## [Set problem]
Only lines with the string "text" matter here; gather them from the material below.
********
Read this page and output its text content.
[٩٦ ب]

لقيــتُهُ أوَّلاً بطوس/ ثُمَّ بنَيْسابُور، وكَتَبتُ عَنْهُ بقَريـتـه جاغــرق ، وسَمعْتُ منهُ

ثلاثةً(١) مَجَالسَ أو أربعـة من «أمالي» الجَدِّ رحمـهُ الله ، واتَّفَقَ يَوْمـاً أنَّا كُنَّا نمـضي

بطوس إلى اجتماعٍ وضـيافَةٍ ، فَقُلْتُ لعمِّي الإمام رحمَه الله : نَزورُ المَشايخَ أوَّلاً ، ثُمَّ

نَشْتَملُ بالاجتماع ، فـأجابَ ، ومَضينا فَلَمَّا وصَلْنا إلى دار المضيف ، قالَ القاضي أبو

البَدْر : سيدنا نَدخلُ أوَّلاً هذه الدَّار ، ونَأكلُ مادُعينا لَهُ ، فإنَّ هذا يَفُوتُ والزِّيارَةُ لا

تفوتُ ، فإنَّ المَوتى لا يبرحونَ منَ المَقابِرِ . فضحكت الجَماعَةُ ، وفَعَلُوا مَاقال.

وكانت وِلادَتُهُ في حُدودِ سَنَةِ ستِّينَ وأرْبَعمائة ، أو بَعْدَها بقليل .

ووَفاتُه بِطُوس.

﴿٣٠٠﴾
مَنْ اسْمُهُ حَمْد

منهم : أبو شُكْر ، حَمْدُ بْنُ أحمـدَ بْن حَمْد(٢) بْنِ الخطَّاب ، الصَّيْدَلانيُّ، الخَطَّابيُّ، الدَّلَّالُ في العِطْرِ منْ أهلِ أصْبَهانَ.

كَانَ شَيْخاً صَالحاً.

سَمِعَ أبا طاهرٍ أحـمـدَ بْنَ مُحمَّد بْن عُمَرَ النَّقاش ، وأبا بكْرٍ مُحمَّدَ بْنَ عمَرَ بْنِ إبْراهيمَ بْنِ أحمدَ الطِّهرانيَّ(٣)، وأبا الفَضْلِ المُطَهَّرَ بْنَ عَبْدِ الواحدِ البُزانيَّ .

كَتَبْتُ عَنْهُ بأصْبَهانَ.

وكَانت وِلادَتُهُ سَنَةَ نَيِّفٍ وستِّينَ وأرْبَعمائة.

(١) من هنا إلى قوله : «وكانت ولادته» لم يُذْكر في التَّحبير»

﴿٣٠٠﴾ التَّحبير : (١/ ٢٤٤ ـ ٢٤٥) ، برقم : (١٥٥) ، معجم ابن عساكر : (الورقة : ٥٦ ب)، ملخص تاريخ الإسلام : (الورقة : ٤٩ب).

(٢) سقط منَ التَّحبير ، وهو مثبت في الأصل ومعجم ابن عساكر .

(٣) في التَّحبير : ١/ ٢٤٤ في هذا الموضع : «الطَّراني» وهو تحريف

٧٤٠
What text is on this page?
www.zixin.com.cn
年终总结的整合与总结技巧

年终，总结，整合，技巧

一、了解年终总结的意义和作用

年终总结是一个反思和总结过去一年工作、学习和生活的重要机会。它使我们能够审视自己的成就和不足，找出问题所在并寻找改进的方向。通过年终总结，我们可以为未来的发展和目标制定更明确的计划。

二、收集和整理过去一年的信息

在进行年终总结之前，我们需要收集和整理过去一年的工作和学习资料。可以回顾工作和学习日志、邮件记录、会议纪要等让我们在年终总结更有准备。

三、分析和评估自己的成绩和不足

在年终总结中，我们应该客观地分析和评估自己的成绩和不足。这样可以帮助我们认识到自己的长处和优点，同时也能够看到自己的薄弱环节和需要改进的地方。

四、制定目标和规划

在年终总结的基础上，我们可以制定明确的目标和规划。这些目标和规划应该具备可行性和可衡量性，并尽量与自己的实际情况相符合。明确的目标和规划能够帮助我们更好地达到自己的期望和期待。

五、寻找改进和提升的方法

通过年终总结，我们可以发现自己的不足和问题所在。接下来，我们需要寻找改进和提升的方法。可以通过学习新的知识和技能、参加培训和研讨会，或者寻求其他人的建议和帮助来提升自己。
********
## [Completed task]
Read this page and output its text content.
What text is on this page?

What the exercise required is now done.